== Work request A ==
In the GoodRx passage, copy the text starting at the words "That’s why a" and ending after the words "point of sale.".
== Work request B ==
Write the next part of the GoodRx passage, picking up after its last sentence.

== Text shown ==
As you’ll see, this is a deep irony embedded within the GoodRx business model.

2. Save money for consumers by providing easy access to a PBM’s network rates.

A PBM establishes a network of pharmacies that allows consumers with prescription drug insurance to readily fill their prescriptions. Network pharmacies accept discounted pricing in exchange for access to a plan’s members. A PBM’s network rates are generally far below the pharmacy’s U&C list price, especially for generic drugs. PBMs typically require pharmacies to accept discount cards to remain in the PBM's pharmacy network.

That’s why a consumer without insurance saves money by having access to a PBM’s network rate, which is lower than the cash price. GoodRx provides a convenient and user-friendly interface for finding these PBM rates. Essentially, GoodRx is a PBM-backed program that passes a portion of rebates and network discounts off list directly to patients at the point of sale.

For a patient with insurance, benefit design and network rates can differ among PBMs. This difference creates an unusual arbitrage opportunity that lets the patient reduce out-of-pocket expenses by accessing the rates of another PBM.

Document structure recognition data:
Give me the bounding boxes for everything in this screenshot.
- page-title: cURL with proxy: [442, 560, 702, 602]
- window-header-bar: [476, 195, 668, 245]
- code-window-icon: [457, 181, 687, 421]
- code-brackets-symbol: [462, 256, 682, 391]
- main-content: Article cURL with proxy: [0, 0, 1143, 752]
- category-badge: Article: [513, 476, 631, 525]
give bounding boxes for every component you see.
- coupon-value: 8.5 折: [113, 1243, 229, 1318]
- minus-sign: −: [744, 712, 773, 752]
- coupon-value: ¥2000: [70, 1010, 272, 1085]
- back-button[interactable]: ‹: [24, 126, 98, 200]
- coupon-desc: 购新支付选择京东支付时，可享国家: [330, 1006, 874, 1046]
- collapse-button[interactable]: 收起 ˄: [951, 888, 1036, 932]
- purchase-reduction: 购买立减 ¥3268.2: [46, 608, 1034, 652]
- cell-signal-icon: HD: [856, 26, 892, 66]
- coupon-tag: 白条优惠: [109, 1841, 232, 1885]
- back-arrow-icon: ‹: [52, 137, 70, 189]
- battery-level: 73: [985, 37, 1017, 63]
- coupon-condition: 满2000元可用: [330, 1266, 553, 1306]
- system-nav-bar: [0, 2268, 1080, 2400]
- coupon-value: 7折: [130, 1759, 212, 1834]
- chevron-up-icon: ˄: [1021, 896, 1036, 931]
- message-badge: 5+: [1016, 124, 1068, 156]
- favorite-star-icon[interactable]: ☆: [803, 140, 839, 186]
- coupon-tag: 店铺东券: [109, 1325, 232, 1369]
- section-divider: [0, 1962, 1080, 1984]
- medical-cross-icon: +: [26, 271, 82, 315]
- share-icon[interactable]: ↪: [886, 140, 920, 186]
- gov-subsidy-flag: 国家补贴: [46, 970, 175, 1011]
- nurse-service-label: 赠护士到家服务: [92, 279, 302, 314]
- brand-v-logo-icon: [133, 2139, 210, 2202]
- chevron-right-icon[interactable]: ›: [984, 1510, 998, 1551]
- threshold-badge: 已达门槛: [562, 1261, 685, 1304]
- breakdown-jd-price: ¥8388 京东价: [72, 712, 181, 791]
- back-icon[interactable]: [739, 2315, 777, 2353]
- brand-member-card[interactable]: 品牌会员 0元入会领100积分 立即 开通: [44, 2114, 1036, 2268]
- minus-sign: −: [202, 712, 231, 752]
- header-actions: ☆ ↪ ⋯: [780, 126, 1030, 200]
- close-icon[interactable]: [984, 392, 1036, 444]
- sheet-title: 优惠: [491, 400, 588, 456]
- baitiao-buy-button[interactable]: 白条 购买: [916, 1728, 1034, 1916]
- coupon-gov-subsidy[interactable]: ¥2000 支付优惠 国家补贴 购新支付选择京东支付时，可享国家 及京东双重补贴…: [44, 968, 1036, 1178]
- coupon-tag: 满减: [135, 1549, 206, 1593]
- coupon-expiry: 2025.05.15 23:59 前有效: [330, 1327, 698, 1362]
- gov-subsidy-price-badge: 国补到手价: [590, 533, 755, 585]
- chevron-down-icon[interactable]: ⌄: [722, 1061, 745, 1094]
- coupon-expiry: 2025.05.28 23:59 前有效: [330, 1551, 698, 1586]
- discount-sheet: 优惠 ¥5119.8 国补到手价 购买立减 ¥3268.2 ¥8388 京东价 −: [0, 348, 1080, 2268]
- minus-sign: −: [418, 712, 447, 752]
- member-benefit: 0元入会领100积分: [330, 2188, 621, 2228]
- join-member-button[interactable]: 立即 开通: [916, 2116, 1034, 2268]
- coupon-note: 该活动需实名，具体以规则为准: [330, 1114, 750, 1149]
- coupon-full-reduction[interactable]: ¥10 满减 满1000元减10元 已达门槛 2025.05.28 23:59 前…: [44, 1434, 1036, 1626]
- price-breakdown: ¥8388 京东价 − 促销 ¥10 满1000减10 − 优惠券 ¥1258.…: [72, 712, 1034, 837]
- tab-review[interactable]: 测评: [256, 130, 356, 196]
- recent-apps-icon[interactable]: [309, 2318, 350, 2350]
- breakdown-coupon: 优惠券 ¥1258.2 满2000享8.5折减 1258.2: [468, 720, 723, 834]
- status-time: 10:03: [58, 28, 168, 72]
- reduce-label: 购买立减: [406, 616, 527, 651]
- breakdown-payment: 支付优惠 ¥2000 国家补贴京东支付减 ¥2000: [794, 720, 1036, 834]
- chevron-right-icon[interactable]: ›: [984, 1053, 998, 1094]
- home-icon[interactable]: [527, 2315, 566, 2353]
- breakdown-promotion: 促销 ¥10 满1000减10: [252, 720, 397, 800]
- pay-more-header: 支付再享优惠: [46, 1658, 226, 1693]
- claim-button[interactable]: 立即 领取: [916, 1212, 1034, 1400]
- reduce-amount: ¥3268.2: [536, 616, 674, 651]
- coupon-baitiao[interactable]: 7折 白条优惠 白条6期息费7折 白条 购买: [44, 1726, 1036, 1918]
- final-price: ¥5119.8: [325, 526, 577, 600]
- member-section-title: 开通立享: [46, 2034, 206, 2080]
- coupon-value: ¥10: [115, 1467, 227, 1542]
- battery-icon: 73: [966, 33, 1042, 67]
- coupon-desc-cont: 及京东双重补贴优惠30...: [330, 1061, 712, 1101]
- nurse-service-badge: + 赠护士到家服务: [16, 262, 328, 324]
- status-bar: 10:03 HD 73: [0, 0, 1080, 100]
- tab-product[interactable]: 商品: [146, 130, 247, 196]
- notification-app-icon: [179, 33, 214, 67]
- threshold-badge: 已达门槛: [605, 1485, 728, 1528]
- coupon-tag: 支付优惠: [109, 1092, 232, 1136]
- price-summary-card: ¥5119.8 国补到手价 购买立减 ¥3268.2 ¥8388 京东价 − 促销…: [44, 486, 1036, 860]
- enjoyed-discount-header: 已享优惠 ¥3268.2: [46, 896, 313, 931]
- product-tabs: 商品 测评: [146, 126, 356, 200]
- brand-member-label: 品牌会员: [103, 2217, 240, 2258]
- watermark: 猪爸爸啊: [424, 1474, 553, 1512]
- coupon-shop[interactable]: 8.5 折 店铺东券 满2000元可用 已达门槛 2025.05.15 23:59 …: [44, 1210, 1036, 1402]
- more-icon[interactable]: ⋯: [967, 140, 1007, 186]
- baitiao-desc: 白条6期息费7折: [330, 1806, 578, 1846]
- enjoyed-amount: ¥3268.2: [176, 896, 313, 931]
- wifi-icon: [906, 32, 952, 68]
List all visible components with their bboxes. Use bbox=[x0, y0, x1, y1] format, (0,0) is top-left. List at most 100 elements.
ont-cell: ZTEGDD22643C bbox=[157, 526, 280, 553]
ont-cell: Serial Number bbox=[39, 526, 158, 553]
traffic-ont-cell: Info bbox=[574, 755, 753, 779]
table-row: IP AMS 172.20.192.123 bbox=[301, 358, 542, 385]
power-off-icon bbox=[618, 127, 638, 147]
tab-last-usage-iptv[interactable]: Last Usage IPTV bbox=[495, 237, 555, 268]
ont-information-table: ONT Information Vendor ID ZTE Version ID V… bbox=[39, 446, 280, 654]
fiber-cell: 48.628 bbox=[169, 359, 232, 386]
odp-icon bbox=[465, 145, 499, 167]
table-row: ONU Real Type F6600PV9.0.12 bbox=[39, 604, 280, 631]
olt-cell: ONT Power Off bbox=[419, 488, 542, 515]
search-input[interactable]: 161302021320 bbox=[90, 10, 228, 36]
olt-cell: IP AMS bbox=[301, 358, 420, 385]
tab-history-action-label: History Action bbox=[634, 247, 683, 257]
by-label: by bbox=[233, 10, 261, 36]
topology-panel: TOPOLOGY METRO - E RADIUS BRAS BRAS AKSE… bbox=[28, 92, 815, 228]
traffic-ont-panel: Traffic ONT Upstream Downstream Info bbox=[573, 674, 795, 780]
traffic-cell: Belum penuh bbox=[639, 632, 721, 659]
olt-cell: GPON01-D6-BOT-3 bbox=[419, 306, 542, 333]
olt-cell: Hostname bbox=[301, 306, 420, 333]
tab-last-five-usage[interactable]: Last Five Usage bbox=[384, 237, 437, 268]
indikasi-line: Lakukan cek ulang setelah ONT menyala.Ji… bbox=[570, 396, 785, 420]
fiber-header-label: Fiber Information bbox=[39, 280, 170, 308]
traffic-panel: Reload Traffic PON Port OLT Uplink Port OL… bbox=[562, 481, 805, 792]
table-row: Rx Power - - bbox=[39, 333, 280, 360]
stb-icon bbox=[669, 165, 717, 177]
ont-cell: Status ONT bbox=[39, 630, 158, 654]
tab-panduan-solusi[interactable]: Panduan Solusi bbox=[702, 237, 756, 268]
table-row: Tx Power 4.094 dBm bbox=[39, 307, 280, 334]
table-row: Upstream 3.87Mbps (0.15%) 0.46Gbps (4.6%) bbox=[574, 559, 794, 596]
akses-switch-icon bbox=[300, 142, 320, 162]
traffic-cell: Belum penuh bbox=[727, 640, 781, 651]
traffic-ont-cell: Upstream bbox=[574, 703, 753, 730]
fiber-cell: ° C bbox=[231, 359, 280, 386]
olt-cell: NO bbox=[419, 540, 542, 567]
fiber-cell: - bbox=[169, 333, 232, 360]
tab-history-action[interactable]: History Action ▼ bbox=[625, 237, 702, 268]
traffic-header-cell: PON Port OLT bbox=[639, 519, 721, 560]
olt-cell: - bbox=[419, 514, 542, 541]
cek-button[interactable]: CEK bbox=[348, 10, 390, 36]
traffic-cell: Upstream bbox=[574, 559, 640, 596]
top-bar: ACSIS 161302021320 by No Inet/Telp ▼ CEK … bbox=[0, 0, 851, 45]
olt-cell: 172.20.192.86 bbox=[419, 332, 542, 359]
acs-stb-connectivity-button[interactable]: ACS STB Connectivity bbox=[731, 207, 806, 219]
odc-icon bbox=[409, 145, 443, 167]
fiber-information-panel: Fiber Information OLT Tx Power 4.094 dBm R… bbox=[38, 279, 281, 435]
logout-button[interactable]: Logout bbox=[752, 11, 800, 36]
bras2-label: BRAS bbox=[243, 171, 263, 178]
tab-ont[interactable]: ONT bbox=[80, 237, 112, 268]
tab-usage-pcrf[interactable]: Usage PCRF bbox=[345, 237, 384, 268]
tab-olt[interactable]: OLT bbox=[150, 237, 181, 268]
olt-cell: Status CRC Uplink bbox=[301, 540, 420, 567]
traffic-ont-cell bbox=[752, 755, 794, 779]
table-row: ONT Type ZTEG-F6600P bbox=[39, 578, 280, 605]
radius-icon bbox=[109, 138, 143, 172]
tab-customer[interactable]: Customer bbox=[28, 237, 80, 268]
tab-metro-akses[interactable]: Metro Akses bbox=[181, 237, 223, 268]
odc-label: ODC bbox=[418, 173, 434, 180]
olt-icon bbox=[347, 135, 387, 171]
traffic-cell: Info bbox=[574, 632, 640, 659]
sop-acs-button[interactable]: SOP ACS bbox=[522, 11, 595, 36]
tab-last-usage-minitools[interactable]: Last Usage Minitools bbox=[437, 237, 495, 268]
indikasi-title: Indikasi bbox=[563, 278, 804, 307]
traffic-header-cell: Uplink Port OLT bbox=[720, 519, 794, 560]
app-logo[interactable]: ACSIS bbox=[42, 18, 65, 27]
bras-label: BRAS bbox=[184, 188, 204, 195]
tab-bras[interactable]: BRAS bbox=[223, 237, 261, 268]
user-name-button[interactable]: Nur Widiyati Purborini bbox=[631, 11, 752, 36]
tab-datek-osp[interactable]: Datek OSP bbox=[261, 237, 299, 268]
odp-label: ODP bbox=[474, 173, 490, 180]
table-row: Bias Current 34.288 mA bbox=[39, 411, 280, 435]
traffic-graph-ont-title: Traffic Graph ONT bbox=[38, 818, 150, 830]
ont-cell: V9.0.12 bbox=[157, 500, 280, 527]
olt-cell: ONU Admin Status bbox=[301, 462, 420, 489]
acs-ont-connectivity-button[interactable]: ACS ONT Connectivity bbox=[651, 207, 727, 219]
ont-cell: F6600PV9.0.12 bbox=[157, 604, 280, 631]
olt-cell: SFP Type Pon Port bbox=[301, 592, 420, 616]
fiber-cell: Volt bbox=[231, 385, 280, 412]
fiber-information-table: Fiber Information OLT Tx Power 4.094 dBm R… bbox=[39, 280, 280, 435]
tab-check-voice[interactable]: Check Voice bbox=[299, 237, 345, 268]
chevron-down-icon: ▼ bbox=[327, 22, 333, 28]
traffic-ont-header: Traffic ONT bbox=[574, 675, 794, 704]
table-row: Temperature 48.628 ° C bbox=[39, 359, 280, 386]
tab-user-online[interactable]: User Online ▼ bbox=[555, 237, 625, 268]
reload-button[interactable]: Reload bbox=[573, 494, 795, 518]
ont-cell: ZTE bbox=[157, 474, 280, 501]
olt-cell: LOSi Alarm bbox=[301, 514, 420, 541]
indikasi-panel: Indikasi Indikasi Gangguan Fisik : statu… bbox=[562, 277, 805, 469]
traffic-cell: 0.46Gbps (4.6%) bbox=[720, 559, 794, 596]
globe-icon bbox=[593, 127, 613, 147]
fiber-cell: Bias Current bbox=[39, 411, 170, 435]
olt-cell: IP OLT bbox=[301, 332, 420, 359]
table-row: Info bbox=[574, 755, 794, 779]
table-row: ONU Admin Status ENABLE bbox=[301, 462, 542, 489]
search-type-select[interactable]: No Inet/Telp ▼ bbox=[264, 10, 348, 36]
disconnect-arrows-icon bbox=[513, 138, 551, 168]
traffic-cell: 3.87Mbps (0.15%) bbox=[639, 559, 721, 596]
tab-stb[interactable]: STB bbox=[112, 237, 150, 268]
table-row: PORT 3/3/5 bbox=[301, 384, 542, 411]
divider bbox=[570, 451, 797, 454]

== Final answer A ==
That’s why a consumer without insurance saves money by having access to a PBM’s network rate, which is lower than the cash price. GoodRx provides a convenient and user-friendly interface for finding these PBM rates. Essentially, GoodRx is a PBM-backed program that passes a portion of rebates and network discounts off list directly to patients at the point of sale.

== Final answer B ==
GoodRx partners with multiple PBMs, including Express Scripts, OptumRx, MedImpact, and Navitus. Uninsured patients therefore avoid paying a retail pharmacy’s inflated U&C retail price for their prescriptions. Here’s an excerpt from page 24 of the S-1:

[Click to Enlarge]

This is why GoodRx defines its program’s “savings” as “the difference between the list price for a particular prescription at a particular pharmacy and the price paid by the GoodRx consumer for that prescription utilizing a GoodRx code available through our platform at that same pharmacy.” (emphasis added)

Patients would save even more if pharmacies set their U&C cash prices more reasonably. But most pharmacies won't do so, because of their PBM contracts. Cash-pay generic programs are a minor exception.

3. Collect a portion of the fee that the pharmacy pays the PBM.

The prescriptions available via GoodRx are not considered cash-pay, because the claims are adjudicated by a PBM. The PBM collects a per-prescription fee from the pharmacy whenever a consumer uses a discount program at a pharmacy. The PBM shares a portion of this fee with GoodRx, which directed the patient to the pharmacy.

GoodRx earns either a percentage of the pharmacy’s fee or a fixed fee per prescription. Here’s an excerpt from page 89 of the S-1:

[Click to Enlarge]

PROFITING FROM A CRAZY SYSTEM

The GoodRx team has built and scaled a robust platform for monetizing the three steps above.

Here’s their reward: In 2019, GoodRx collected an astounding $364 million in fees on $2.5 billion in consumer Rx spending.

In other words, GoodRx earned about 15% of the $2.5 billion that consumers spent at pharmacies with its programs.

Incredible.

Note that we don’t know the undiscounted cost of these prescriptions. Nor do we know how much PBMs earned—but we can assume it was more than they paid GoodRx.

Sales and marketing are GoodRx’s biggest expenses, and they absorb almost 50% of revenues. After other expenses, the company’s pre-tax profit margins are 40%. (See page 85 of the S-1.) Again, incredible.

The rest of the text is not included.